**Given request:**
Reproduce each line that includes the word "Savage".

**Exercise data:**

----

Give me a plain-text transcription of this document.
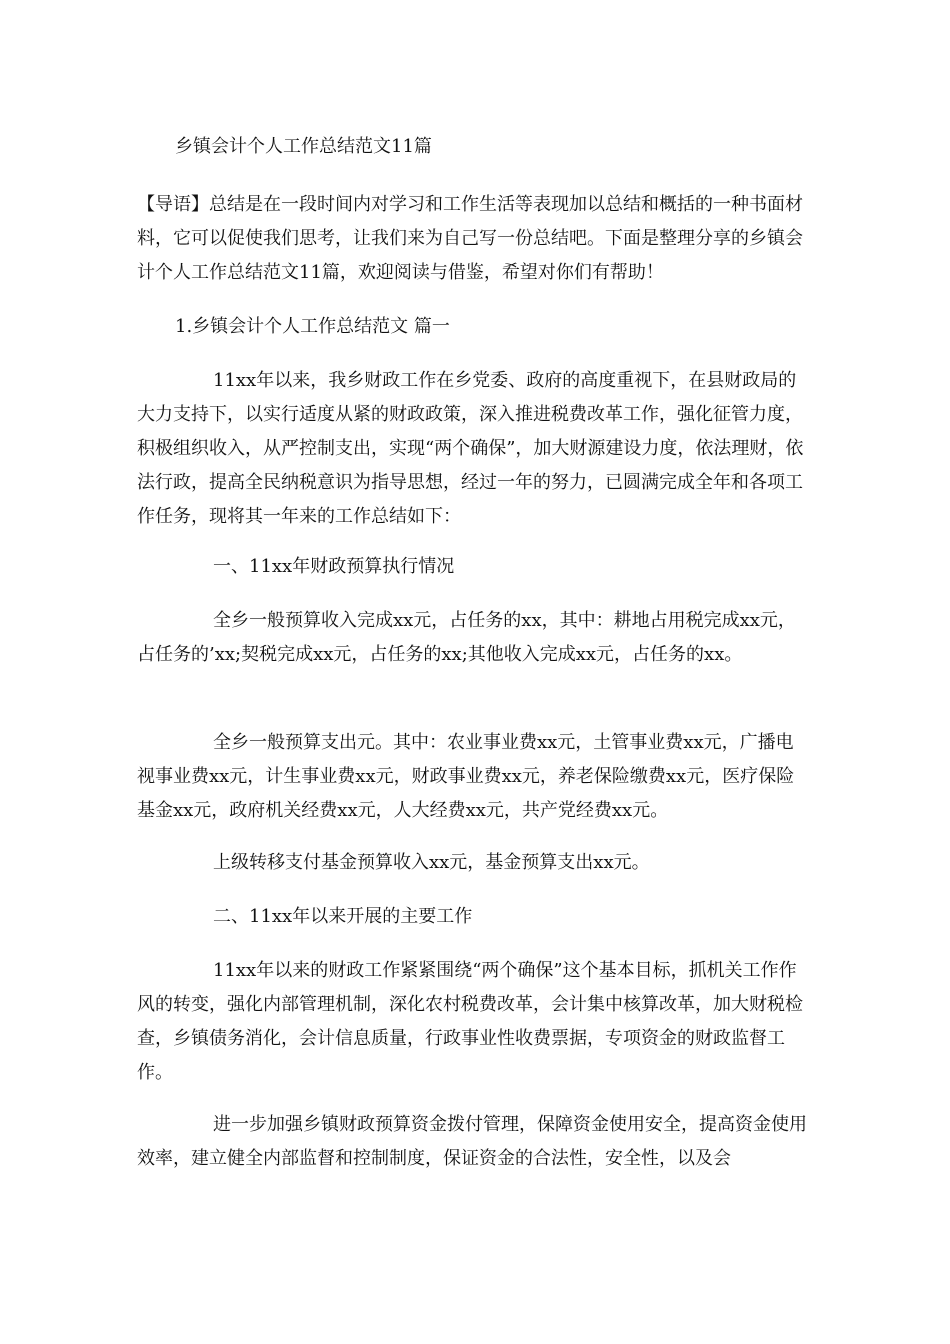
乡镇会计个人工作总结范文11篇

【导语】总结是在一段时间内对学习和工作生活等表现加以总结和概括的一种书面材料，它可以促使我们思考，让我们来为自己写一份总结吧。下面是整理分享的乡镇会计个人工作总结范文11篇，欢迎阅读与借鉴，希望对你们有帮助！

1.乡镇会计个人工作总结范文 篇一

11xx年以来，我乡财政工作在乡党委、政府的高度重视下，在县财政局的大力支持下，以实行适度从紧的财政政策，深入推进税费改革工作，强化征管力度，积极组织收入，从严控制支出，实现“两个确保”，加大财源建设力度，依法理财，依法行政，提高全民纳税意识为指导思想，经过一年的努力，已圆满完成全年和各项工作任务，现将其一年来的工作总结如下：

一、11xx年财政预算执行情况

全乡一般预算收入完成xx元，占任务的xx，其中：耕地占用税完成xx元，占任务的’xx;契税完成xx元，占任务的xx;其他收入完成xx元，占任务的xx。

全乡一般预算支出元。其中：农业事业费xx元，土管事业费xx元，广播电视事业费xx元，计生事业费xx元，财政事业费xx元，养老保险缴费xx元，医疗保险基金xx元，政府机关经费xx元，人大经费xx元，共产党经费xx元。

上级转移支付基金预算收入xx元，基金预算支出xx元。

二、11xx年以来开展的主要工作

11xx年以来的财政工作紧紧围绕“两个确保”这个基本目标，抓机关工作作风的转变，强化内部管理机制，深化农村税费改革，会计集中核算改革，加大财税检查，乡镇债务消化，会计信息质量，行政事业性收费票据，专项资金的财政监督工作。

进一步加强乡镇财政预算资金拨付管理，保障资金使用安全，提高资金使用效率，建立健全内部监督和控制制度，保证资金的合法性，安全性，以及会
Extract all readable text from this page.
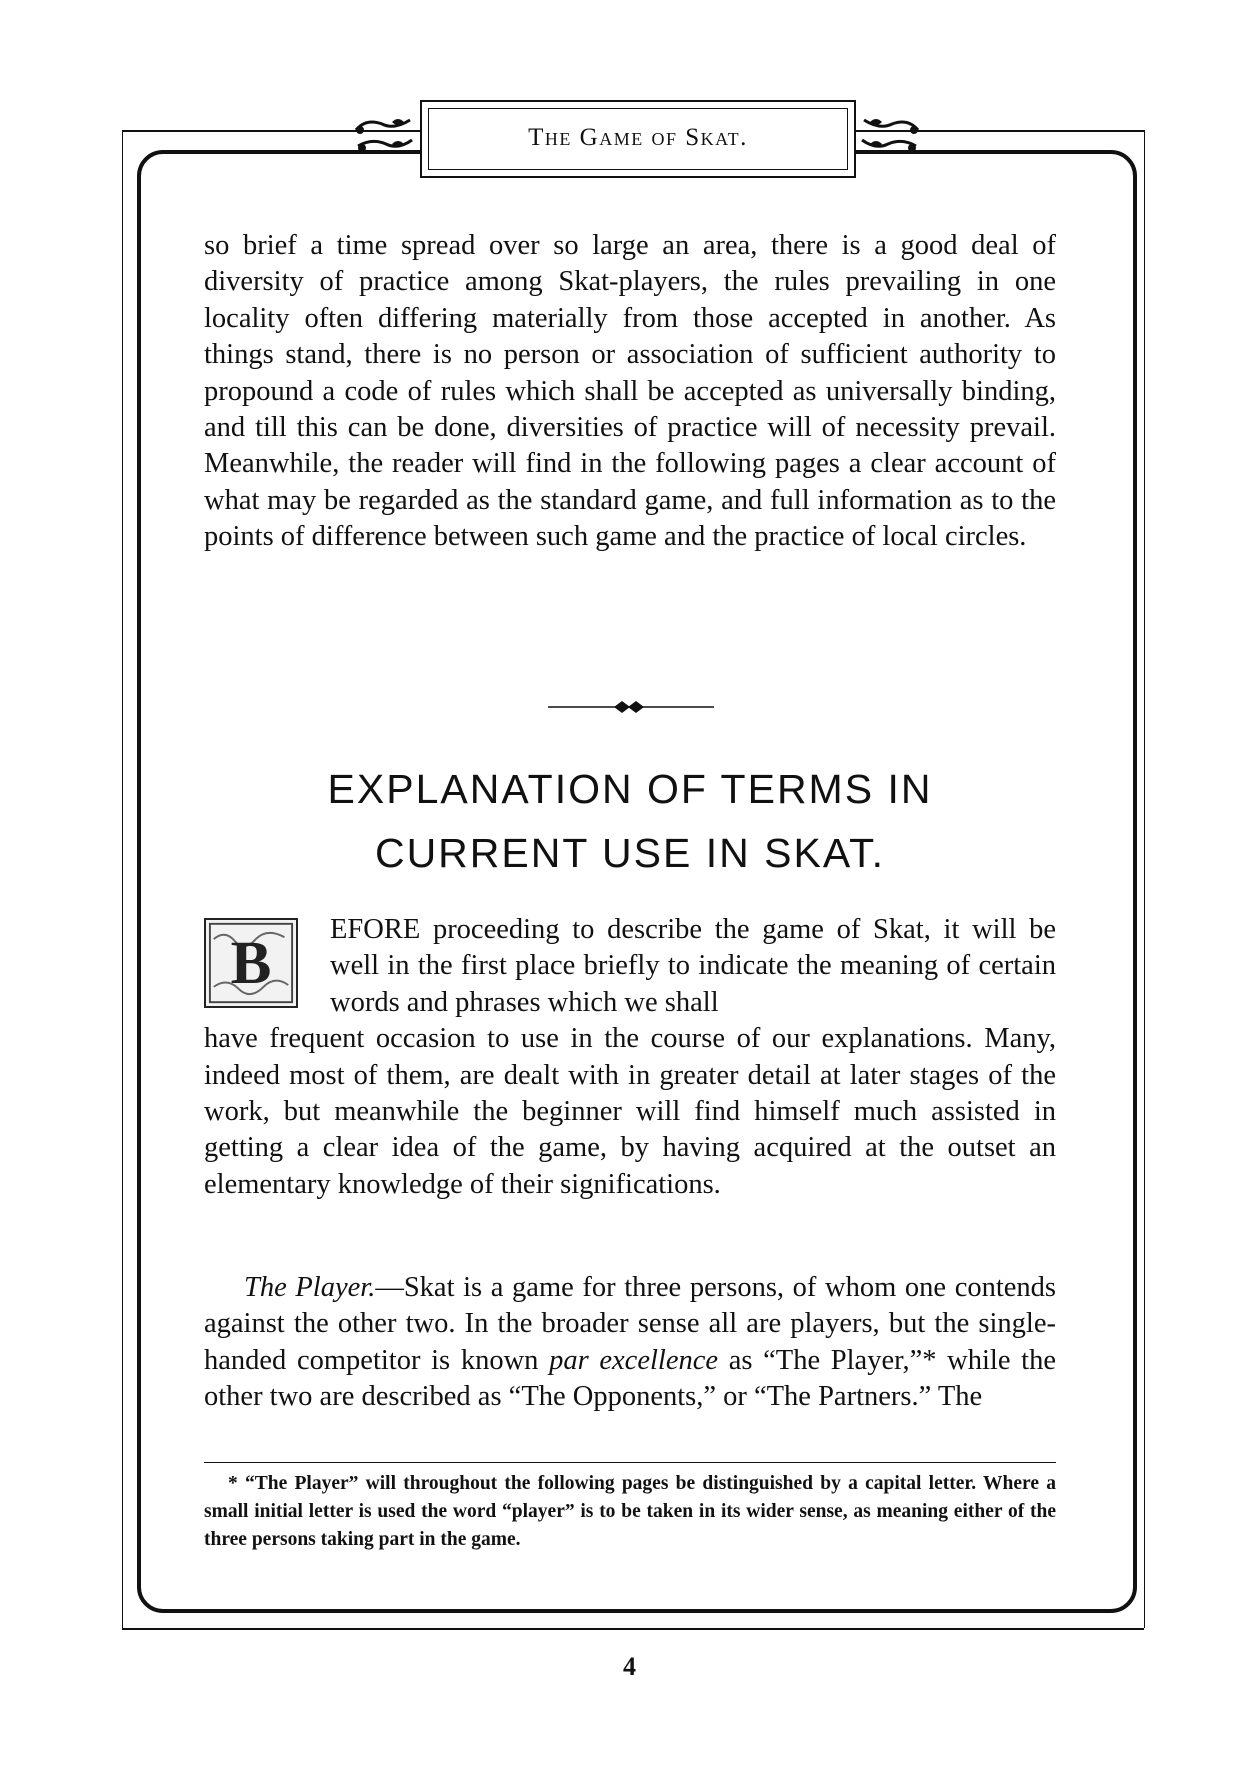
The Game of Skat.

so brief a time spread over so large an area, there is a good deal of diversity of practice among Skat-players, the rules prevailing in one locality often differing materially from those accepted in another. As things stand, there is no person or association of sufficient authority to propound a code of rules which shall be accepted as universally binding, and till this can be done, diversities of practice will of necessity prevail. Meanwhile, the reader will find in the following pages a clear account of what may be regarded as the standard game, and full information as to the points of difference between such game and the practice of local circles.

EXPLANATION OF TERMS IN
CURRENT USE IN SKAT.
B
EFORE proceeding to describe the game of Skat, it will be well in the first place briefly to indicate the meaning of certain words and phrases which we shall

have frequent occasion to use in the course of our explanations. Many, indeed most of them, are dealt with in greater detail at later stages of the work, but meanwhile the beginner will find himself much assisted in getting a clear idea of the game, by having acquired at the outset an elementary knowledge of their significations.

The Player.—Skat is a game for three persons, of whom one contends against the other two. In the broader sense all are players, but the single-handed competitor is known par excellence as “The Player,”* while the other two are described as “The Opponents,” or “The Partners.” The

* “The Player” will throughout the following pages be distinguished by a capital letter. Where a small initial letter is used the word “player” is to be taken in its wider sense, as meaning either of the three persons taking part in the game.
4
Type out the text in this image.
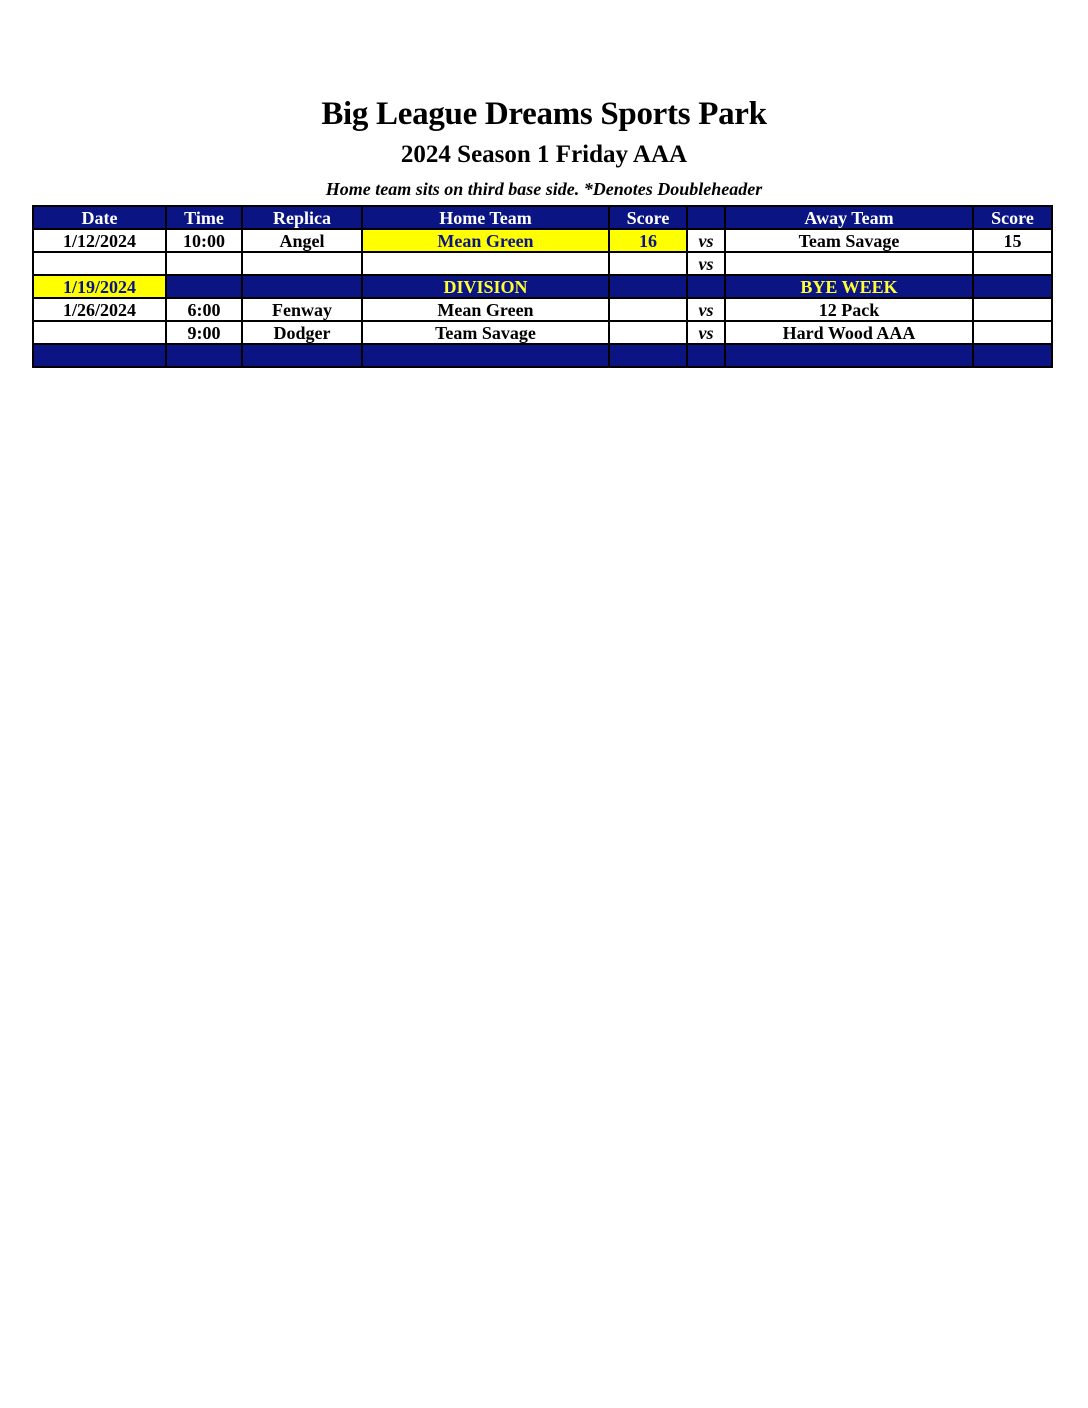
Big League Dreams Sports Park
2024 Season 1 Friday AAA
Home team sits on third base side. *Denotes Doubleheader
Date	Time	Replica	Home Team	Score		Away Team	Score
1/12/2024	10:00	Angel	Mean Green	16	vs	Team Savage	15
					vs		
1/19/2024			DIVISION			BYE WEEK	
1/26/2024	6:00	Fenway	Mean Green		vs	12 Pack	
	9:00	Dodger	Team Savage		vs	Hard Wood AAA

----

**Problem solution:**
1/12/2024	10:00	Angel	Mean Green	16	vs	Team Savage	15
	9:00	Dodger	Team Savage		vs	Hard Wood AAA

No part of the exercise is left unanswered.